Work through the entries below and report how many lines include "each". The number alone is the answer.

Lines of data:
-------
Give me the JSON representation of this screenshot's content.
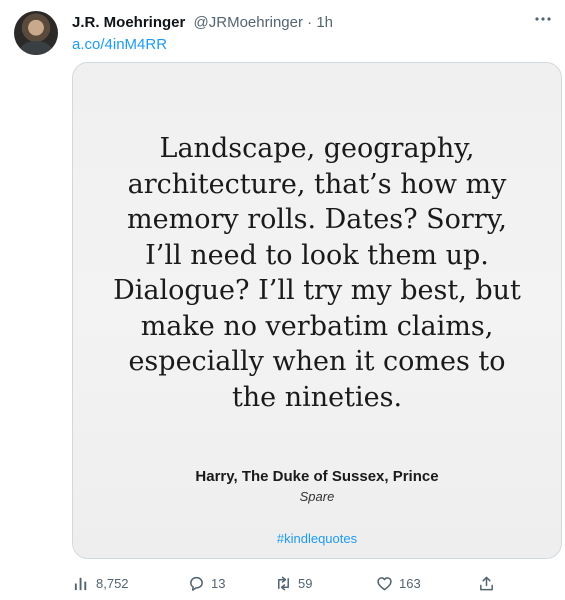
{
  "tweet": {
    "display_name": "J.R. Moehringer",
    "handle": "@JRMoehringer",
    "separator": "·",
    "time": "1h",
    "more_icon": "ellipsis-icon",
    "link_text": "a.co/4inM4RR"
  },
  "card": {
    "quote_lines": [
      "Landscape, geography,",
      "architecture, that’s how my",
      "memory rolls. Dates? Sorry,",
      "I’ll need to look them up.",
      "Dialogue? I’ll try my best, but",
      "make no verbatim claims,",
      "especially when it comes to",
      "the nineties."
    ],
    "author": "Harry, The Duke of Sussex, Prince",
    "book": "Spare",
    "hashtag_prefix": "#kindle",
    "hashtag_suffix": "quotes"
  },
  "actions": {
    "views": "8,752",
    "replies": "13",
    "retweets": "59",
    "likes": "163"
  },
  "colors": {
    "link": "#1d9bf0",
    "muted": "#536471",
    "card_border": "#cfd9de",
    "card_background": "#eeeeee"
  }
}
-------
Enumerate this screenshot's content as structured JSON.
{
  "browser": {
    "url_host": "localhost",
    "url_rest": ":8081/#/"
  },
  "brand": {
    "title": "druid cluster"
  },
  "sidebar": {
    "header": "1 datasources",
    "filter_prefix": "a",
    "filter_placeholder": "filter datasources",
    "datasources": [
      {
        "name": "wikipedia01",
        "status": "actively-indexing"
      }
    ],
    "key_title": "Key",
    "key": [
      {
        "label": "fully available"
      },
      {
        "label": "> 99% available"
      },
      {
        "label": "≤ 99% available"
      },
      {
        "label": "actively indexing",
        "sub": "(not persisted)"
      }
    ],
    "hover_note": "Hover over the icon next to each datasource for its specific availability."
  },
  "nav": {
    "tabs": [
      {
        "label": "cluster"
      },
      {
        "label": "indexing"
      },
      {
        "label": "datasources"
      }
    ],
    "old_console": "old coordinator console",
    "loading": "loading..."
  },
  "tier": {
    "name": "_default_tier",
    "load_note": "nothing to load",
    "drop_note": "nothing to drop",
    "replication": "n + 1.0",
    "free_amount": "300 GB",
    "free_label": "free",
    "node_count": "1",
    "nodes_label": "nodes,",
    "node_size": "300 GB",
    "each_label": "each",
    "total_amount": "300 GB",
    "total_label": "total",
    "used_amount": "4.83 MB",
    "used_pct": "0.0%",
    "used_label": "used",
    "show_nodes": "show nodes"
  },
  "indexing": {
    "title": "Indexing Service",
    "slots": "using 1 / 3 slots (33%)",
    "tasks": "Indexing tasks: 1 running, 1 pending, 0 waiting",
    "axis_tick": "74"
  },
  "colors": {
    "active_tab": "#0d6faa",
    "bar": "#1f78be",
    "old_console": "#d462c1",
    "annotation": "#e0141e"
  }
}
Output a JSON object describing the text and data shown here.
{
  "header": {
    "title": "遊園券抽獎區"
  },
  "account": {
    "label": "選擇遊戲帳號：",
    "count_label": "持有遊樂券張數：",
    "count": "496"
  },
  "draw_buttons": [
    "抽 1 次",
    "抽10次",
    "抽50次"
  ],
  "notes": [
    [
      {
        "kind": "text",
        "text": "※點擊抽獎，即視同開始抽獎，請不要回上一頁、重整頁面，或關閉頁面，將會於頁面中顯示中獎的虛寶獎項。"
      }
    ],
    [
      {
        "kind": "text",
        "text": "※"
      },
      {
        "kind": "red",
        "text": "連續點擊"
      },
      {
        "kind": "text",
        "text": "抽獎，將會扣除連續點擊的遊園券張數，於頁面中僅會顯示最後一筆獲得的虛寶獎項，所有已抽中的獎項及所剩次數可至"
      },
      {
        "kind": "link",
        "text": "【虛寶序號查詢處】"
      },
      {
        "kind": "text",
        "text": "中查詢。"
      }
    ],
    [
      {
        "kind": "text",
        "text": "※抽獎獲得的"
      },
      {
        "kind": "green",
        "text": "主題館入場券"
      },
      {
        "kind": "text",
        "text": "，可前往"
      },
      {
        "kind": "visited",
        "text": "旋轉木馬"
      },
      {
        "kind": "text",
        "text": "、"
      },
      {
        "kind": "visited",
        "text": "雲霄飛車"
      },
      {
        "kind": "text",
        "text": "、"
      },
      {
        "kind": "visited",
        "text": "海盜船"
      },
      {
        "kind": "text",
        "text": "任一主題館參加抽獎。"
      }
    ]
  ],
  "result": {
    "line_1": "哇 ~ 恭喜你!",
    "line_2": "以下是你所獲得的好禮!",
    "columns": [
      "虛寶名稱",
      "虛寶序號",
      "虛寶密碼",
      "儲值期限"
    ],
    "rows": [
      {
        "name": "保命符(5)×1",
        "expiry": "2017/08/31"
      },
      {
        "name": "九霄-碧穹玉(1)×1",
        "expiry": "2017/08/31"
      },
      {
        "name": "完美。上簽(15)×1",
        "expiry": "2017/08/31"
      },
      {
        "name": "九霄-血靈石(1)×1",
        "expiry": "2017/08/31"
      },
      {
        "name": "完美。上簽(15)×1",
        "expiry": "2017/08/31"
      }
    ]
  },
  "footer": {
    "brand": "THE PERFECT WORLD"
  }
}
-------
» Solution to the exercise: 2